WORK REQUIRED: Please output the records below in full, exactly as given, but without the images.
— BEGIN GIVEN DATA —
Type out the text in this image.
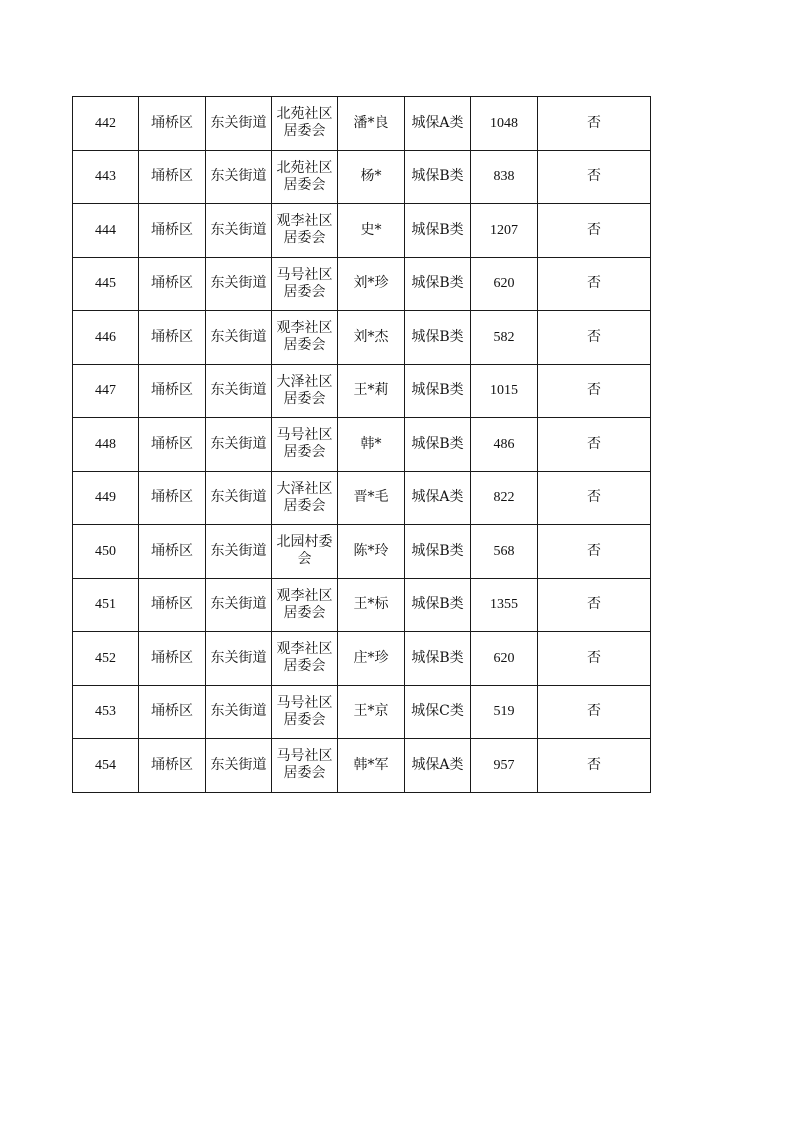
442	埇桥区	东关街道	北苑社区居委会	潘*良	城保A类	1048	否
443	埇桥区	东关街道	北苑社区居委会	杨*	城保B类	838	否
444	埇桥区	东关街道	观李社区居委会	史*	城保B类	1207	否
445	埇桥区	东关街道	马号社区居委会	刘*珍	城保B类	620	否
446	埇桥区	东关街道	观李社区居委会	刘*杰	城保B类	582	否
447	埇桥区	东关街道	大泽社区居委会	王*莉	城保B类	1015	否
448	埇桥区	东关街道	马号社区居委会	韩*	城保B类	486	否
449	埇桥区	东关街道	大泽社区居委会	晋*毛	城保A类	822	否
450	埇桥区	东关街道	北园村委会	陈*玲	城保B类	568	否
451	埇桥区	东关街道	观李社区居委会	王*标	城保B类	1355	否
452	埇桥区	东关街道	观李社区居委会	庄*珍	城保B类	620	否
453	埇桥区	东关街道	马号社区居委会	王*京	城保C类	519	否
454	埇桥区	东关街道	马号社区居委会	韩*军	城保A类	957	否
— END GIVEN DATA —
SOLUTION TO THE PROBLEM:
Type out the text in this image.
442	埇桥区	东关街道	北苑社区居委会	潘*良	城保A类	1048	否
443	埇桥区	东关街道	北苑社区居委会	杨*	城保B类	838	否
444	埇桥区	东关街道	观李社区居委会	史*	城保B类	1207	否
445	埇桥区	东关街道	马号社区居委会	刘*珍	城保B类	620	否
446	埇桥区	东关街道	观李社区居委会	刘*杰	城保B类	582	否
447	埇桥区	东关街道	大泽社区居委会	王*莉	城保B类	1015	否
448	埇桥区	东关街道	马号社区居委会	韩*	城保B类	486	否
449	埇桥区	东关街道	大泽社区居委会	晋*毛	城保A类	822	否
450	埇桥区	东关街道	北园村委会	陈*玲	城保B类	568	否
451	埇桥区	东关街道	观李社区居委会	王*标	城保B类	1355	否
452	埇桥区	东关街道	观李社区居委会	庄*珍	城保B类	620	否
453	埇桥区	东关街道	马号社区居委会	王*京	城保C类	519	否
454	埇桥区	东关街道	马号社区居委会	韩*军	城保A类	957	否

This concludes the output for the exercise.